Résumez s'il vous plaît en deux phrases le passage cité sur le cas d'Auguste Deter.
══ PASSAGE CITÉ ══
Comme le Dr Alzheimer n’avait jamais rencontré de cas semblable, il obtient de la famille la permission de pratiquer une autopsie sur sa patiente. Il demande donc qu'on lui envoie le cerveau de « sa » patiente à cette fin ainsi que le dossier médical de la malade qu'il va annoter méticuleusement. Celui-ci, très complet, se compose de trente-deux feuillets : fiche d'admission, attestation, tentative d'écriture par la patiente avec cette note « trouble de l'écriture d'origine mnésique », ainsi que les symptômes détaillés au cours des quatre premiers jours d'hospitalisation. On y lit : « Elle s'assoit sur son lit, l'air hébété. Quel est votre nom? Auguste. Votre nom de famille? Auguste. Quel est le nom de votre mari? Auguste, je crois. Votre mari? Ah, mon mari. Elle semble ne pas comprendre la question. Êtes-vous mariée? À Auguste. Madame D.? Oui, Oui, Auguste D. […] Quand on lui montre des objets, elle ne se souvient pas, après un court instant, ce qu'elle a vu. Entre-temps, elle parle continuellement de jumeaux. Quand on lui demande d'écrire, elle tient le livre de telle façon qu'on a l'impression qu'elle a perdu une partie du champ visuel droit […] Désordre de l'écriture d'origine amnésique. Dans la soirée, son discours spontané est plein de déraillements paraphrastiques et de persévérations. »

En pratiquant l’autopsie d’Auguste Deter, Alzheimer constate d’abord une grande atrophie de son cerveau, particulièrement au niveau du cortex, cette fine couche extérieure de matière grise impliquée dans la mémoire, le langage, le jugement et la pensée en général. Poursuivant son examen au microscope, il utilise la technique d’imprégnation argentique pour colorer ses fines tranches de tissu cérébral. Deux types de dépôts anormaux apparaissent alors à l’intérieur et entre les cellules nerveuses. Ces dépôts étaient déjà connus à l’époque, mais c’est la première fois qu’Alzheimer les observait chez une personne aussi jeune.
═══
══ ENREGISTREMENTS AFFICHÉS ══
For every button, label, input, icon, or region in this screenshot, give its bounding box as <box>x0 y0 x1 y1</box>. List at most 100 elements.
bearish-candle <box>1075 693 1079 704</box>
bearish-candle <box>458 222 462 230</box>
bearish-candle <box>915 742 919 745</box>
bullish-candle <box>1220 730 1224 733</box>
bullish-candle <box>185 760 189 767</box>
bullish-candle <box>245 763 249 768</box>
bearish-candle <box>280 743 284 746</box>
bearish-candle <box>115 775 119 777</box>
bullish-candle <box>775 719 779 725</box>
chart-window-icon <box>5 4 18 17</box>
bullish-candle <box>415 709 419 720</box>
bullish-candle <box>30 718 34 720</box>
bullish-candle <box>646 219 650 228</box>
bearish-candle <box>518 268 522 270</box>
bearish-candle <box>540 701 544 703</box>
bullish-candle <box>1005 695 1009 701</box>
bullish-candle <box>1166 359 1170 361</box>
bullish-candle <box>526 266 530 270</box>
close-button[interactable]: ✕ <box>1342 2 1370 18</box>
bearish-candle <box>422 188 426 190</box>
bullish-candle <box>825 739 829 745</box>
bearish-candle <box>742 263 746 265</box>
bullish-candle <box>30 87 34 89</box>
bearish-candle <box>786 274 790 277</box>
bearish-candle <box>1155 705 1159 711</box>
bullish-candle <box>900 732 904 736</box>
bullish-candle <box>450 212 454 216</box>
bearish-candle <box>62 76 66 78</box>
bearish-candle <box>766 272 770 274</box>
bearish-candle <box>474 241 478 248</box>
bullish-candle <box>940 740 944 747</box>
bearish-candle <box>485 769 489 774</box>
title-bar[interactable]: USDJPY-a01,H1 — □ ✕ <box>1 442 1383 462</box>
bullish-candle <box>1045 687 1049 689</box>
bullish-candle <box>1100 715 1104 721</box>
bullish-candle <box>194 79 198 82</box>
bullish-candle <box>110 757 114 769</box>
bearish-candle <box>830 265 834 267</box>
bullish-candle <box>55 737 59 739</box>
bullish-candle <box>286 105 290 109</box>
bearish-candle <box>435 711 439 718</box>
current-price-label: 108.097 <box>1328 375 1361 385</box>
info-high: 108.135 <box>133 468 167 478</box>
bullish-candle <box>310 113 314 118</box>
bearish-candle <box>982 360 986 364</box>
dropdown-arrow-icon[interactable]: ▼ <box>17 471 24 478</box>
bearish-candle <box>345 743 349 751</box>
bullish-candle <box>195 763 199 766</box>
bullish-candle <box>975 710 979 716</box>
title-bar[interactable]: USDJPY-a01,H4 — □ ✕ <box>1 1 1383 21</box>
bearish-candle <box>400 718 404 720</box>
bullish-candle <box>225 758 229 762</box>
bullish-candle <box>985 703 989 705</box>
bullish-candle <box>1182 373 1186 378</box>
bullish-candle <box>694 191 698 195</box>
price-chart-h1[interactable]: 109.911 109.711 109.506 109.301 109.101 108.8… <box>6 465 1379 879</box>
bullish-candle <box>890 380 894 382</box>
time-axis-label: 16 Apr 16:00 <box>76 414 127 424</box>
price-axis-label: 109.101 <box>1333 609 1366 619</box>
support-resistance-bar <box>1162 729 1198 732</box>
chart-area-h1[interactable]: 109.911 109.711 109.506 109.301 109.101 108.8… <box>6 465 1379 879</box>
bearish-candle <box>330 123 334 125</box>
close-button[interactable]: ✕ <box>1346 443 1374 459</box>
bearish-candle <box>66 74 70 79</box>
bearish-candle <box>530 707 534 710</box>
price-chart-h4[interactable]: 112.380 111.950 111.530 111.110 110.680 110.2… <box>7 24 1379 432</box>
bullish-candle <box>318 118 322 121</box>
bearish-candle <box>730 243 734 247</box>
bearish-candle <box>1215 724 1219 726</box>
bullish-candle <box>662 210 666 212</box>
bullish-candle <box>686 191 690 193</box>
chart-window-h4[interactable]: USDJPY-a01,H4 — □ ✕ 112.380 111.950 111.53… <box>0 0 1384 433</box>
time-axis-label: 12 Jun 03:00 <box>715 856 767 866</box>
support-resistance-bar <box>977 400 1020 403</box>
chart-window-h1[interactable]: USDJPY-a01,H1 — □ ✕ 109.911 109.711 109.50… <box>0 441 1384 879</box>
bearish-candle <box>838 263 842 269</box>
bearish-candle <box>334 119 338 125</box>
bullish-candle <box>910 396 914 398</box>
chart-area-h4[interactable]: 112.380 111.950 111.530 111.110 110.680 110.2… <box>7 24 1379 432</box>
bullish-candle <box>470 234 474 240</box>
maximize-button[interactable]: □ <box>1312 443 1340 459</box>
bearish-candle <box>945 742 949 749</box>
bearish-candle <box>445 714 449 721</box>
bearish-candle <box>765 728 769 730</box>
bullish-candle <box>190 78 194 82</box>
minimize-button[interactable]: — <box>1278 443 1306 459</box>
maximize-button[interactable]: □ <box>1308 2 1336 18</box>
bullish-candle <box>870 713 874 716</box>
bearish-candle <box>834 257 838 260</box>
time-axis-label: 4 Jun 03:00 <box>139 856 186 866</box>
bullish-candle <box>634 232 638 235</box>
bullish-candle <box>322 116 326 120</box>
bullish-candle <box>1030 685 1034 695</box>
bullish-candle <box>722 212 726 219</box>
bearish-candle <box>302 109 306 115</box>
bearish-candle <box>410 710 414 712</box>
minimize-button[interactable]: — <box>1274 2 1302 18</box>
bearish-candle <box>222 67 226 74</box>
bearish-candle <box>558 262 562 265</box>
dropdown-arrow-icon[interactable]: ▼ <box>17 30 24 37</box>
═══
RÉSULTAT:
N'ayant jamais rencontré de cas semblable, le Dr Alzheimer obtient de la famille la permission d'autopsier sa patiente et se fait envoyer son cerveau ainsi que son dossier médical de trente-deux feuillets, qui détaille notamment ses troubles de la mémoire, de l'écriture et du discours. À l'autopsie d'Auguste Deter, il constate une grande atrophie du cerveau, surtout au niveau du cortex, puis observe au microscope, grâce à l'imprégnation argentique, deux types de dépôts anormaux à l'intérieur et entre les cellules nerveuses, déjà connus à l'époque mais qu'il voit pour la première fois chez une personne aussi jeune.